Recorded data –
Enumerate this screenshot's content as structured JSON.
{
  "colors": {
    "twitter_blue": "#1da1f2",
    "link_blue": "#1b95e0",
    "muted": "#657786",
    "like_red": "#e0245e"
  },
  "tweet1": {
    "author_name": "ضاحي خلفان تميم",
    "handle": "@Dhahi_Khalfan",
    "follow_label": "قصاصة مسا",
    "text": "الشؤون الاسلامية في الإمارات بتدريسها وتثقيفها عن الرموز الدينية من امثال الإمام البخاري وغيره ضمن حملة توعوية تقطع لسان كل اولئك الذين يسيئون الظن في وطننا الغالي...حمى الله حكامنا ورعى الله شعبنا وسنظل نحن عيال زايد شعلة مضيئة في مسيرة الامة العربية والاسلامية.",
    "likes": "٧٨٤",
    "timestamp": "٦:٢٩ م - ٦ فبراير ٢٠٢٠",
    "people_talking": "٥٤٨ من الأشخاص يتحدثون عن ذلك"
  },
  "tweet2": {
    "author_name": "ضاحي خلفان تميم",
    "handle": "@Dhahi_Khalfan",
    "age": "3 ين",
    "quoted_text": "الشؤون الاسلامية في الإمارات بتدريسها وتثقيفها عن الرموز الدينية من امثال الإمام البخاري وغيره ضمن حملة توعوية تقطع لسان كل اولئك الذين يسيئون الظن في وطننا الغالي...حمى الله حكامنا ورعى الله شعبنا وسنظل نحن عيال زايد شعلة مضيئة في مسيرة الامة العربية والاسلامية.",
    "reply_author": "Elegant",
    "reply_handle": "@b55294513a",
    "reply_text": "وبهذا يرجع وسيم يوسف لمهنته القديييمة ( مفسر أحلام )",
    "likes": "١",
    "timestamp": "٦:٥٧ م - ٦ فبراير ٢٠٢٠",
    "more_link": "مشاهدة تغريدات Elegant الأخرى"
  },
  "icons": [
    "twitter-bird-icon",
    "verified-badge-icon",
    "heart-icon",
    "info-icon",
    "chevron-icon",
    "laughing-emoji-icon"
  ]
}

EXERCISE DIRECTIONS – Find the word "البخاري" in the data and copy out each line where it turns up.

EXPECTED ANSWER –
    "text": "الشؤون الاسلامية في الإمارات بتدريسها وتثقيفها عن الرموز الدينية من امثال الإمام البخاري وغيره ضمن حملة توعوية تقطع لسان كل اولئك الذين يسيئون الظن في وطننا الغالي...حمى الله حكامنا ورعى الله شعبنا وسنظل نحن عيال زايد شعلة مضيئة في مسيرة الامة العربية والاسلامية.",
    "quoted_text": "الشؤون الاسلامية في الإمارات بتدريسها وتثقيفها عن الرموز الدينية من امثال الإمام البخاري وغيره ضمن حملة توعوية تقطع لسان كل اولئك الذين يسيئون الظن في وطننا الغالي...حمى الله حكامنا ورعى الله شعبنا وسنظل نحن عيال زايد شعلة مضيئة في مسيرة الامة العربية والاسلامية.",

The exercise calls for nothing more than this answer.